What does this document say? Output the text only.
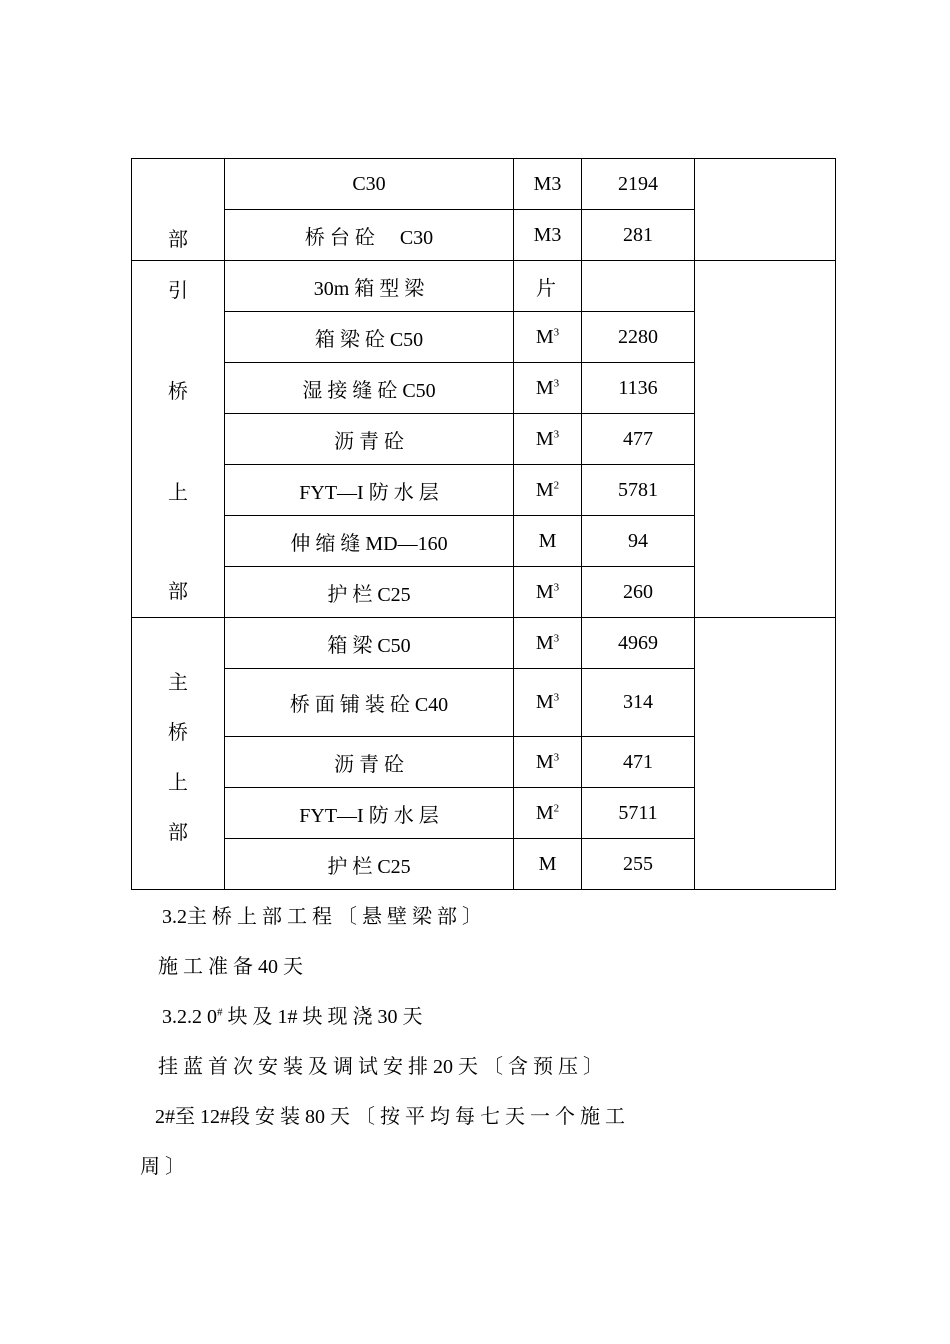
部	C30	M3	2194	
	桥 台 砼　 C30	M3	281	

引
桥
上
部	30m 箱 型 梁	片		
	箱 梁 砼 C50	$M^3$	2280	
	湿 接 缝 砼 C50	$M^3$	1136	
	沥 青 砼	$M^3$	477	
	FYT—I 防 水 层	$M^2$	5781	
	伸 缩 缝 MD—160	M	94	
	护 栏 C25	$M^3$	260	

主
桥
上
部	箱 梁 C50	$M^3$	4969	
	桥 面 铺 装 砼 C40	$M^3$	314	
	沥 青 砼	$M^3$	471	
	FYT—I 防 水 层	$M^2$	5711	
	护 栏 C25	M	255	
3.2主 桥 上 部 工 程 〔 悬 壁 梁 部 〕
施 工 准 备 40 天
3.2.2 0# 块 及 1# 块 现 浇 30 天
挂 蓝 首 次 安 装 及 调 试 安 排 20 天 〔 含 预 压 〕
2#至 12#段 安 装 80 天 〔 按 平 均 每 七 天 一 个 施 工
周 〕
☆ ☆ ☆ ☆
• **Task description**:
Copy the records exactly as they appear, excluding images.

• **Result of this task**:
What does this document say? Output the text only.
部	C30	M3	2194	
	桥 台 砼　 C30	M3	281	

引
桥
上
部	30m 箱 型 梁	片		
	箱 梁 砼 C50	$M^3$	2280	
	湿 接 缝 砼 C50	$M^3$	1136	
	沥 青 砼	$M^3$	477	
	FYT—I 防 水 层	$M^2$	5781	
	伸 缩 缝 MD—160	M	94	
	护 栏 C25	$M^3$	260	

主
桥
上
部	箱 梁 C50	$M^3$	4969	
	桥 面 铺 装 砼 C40	$M^3$	314	
	沥 青 砼	$M^3$	471	
	FYT—I 防 水 层	$M^2$	5711	
	护 栏 C25	M	255	
3.2主 桥 上 部 工 程 〔 悬 壁 梁 部 〕
施 工 准 备 40 天
3.2.2 0# 块 及 1# 块 现 浇 30 天
挂 蓝 首 次 安 装 及 调 试 安 排 20 天 〔 含 预 压 〕
2#至 12#段 安 装 80 天 〔 按 平 均 每 七 天 一 个 施 工
周 〕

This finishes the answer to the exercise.